[[ Information supplied open ]]
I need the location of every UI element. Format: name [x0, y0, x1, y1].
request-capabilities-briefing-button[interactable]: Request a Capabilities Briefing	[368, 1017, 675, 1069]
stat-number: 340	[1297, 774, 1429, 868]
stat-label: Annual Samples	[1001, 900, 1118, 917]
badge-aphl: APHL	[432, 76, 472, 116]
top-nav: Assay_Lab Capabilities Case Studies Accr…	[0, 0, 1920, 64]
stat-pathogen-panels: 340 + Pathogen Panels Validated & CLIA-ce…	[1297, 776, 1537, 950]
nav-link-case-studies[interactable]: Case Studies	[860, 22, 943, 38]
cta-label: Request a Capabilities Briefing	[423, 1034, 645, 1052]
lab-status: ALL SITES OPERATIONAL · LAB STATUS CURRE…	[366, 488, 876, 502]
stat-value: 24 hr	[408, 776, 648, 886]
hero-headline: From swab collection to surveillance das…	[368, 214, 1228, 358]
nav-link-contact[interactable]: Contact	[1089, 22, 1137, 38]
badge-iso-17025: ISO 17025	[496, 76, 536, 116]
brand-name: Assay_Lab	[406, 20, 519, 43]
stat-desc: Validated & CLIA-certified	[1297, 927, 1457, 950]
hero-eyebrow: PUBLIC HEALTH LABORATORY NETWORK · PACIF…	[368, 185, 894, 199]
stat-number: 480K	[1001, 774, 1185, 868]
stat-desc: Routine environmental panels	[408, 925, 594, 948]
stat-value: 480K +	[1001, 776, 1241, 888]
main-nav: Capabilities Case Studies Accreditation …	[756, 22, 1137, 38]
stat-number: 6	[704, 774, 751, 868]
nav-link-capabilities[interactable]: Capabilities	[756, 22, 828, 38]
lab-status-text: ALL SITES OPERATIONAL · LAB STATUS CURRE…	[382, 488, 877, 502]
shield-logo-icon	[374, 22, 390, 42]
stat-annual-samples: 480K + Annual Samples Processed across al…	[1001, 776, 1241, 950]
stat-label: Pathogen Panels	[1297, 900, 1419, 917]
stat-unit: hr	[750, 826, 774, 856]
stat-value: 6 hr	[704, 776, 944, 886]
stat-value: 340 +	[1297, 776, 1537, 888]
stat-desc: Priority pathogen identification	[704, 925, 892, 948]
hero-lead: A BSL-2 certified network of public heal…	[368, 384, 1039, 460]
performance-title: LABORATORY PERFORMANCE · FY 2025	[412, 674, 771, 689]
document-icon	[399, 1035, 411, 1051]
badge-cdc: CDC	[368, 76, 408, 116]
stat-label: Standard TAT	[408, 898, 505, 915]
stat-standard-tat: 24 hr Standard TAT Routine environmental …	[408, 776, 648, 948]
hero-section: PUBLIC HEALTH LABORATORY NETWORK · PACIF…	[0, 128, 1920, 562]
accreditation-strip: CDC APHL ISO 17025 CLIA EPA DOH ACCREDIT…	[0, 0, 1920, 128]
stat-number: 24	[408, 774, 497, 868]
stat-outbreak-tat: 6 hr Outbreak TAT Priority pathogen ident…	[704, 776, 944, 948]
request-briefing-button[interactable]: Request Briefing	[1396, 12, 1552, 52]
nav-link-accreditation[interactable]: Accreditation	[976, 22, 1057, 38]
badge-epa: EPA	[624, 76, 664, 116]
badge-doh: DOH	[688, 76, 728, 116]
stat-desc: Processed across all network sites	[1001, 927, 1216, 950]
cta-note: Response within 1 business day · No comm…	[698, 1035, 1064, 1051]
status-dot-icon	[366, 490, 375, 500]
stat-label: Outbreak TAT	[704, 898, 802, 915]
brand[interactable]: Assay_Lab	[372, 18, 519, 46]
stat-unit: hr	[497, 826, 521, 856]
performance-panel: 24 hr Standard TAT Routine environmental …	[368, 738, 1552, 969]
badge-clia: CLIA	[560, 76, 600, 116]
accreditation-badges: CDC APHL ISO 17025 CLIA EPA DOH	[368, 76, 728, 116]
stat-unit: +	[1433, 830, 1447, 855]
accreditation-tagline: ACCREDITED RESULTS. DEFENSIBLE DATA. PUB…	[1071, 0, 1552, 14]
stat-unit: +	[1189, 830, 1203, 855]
[[ Information supplied closed ]]
[[ Information supplied open ]]
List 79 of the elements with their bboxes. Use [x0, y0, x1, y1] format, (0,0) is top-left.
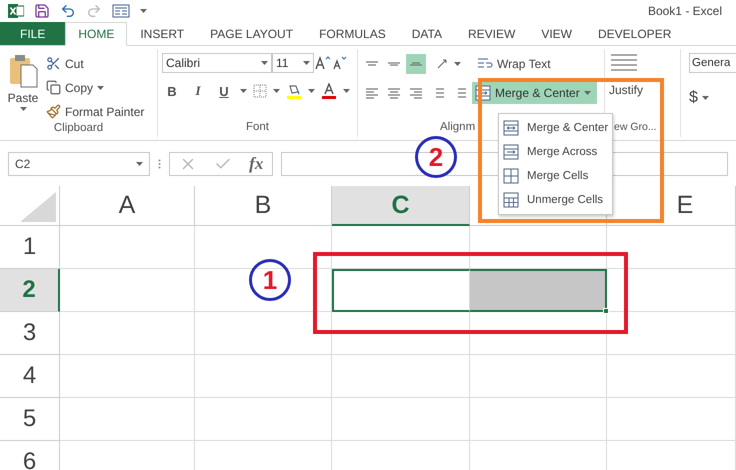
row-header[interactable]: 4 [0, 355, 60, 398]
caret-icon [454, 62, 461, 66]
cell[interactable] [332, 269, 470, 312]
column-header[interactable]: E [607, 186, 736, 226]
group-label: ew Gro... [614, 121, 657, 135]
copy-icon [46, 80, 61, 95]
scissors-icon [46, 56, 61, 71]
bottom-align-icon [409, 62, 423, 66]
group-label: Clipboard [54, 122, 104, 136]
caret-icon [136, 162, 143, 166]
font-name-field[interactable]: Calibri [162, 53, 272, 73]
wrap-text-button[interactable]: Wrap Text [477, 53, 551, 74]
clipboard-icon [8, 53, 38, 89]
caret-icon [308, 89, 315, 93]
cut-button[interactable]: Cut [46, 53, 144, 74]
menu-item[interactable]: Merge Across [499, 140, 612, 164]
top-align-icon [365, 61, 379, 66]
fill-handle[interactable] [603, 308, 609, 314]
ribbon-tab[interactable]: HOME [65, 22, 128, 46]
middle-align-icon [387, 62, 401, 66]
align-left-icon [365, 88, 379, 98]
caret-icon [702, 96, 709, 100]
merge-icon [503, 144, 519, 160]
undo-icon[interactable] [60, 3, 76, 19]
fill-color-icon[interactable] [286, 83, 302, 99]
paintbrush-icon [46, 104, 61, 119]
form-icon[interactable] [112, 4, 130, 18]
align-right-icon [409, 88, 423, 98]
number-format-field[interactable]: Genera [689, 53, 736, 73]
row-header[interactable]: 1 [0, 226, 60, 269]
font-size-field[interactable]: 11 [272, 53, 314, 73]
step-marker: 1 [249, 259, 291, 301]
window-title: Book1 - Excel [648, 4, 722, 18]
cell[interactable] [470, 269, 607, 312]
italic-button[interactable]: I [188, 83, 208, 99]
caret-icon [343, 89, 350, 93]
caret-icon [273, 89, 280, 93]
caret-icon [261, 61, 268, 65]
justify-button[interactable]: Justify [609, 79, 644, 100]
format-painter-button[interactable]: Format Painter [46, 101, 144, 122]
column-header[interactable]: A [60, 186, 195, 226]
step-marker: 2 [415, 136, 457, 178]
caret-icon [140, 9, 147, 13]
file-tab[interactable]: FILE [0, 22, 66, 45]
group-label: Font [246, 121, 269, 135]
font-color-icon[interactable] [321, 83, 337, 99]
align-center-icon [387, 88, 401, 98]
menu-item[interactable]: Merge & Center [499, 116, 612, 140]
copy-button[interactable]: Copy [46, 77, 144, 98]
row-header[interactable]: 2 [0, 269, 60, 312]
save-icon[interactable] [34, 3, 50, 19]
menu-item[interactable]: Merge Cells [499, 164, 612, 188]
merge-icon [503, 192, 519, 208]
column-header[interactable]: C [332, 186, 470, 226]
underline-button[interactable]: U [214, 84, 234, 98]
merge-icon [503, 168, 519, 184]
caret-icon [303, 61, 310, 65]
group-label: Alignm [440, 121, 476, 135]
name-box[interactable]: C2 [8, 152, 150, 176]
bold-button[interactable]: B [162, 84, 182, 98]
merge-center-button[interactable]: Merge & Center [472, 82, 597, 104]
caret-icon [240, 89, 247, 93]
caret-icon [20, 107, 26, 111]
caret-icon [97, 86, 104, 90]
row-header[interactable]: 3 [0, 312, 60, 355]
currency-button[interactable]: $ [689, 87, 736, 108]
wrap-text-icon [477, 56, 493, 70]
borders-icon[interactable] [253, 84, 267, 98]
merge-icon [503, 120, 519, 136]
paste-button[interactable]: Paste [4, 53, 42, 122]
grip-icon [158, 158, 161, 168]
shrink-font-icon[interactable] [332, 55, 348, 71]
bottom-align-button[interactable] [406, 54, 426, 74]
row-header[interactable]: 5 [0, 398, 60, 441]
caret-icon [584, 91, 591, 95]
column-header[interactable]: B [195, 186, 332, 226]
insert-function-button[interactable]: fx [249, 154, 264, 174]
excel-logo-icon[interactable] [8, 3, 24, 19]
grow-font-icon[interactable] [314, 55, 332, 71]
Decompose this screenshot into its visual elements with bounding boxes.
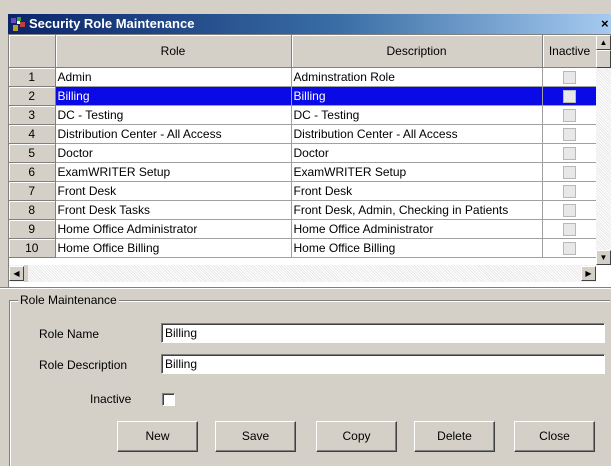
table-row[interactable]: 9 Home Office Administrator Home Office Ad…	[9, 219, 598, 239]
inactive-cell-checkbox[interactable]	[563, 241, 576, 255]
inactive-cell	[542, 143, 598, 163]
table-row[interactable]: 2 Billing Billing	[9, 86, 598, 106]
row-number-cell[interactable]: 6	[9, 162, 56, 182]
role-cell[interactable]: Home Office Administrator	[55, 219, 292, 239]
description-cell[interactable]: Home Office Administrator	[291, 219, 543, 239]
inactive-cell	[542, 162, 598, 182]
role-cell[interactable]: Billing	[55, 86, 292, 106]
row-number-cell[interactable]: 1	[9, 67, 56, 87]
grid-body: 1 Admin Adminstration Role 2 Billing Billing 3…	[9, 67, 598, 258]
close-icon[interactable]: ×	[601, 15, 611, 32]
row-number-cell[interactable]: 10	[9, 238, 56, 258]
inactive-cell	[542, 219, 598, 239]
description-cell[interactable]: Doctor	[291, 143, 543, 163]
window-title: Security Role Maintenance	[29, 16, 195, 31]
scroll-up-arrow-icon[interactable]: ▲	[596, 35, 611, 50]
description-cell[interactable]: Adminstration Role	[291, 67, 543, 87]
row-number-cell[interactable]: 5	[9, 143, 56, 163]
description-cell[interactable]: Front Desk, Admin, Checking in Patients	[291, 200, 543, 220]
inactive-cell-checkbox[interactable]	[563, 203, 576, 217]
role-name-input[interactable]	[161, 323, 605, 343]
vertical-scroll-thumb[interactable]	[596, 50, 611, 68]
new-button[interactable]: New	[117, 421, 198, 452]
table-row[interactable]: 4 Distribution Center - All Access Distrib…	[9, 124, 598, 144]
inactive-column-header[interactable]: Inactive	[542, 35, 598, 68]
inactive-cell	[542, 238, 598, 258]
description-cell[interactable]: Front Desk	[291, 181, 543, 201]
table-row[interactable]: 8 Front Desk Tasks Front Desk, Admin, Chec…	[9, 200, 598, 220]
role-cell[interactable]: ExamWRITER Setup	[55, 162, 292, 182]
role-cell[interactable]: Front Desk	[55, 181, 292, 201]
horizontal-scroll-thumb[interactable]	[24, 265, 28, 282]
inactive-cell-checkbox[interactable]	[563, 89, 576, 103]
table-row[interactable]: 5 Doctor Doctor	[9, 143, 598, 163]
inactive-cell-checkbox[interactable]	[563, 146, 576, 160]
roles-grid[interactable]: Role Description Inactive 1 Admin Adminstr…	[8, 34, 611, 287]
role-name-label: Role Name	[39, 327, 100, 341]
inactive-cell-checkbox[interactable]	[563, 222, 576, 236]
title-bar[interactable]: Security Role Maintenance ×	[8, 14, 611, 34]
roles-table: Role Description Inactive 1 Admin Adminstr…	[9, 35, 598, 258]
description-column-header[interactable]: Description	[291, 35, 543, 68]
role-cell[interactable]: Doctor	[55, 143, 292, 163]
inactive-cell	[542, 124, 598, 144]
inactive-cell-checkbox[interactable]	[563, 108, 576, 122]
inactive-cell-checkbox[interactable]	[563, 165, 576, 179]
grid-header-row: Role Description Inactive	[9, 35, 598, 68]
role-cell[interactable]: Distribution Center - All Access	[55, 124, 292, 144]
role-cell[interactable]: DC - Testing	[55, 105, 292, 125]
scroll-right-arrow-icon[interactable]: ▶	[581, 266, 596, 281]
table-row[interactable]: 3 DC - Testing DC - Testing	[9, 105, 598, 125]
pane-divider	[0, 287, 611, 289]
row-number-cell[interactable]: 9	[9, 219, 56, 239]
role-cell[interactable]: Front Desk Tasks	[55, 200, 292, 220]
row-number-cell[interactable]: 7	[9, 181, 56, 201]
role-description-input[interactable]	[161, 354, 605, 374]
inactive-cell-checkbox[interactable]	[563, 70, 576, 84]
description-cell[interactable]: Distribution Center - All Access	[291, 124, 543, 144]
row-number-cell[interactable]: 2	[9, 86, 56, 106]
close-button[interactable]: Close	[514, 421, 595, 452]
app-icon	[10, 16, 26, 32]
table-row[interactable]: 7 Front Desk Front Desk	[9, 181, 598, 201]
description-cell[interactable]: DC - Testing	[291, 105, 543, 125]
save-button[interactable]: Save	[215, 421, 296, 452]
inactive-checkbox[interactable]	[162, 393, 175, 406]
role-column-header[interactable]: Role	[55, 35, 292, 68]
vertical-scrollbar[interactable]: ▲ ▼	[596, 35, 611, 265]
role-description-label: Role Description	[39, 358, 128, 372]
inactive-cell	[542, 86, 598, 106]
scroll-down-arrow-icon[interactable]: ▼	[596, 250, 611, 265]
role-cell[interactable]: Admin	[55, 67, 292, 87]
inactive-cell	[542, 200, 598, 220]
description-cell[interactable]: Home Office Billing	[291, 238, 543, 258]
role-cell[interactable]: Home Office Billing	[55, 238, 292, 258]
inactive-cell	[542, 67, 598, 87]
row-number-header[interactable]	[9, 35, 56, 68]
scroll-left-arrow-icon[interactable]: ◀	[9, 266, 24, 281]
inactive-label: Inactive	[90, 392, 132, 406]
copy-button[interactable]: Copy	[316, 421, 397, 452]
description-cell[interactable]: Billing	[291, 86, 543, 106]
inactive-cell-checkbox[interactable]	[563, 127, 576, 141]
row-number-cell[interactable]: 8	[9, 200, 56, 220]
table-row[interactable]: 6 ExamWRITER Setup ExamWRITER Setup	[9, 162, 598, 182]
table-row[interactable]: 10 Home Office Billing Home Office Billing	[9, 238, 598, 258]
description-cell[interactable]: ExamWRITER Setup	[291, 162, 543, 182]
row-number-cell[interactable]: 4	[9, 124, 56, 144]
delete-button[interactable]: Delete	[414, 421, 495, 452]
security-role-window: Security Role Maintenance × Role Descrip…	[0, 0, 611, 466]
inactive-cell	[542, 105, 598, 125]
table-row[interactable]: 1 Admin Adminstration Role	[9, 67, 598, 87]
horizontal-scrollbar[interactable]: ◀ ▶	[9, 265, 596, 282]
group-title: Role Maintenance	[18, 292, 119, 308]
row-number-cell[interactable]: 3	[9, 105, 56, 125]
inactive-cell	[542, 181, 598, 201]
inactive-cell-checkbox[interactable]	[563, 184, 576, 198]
[[ Information supplied closed ]]
Every line that includes "title" must be copied from the material above.

__Solution below__:
performance-title: LABORATORY PERFORMANCE · FY 2025	[412, 674, 771, 689]
window-title: Book1 - Excel [648, 4, 722, 18]
window-title: Security Role Maintenance	[29, 16, 195, 31]
title-bar[interactable]: Security Role Maintenance ×	[8, 14, 611, 34]
group-title: Role Maintenance	[18, 292, 119, 308]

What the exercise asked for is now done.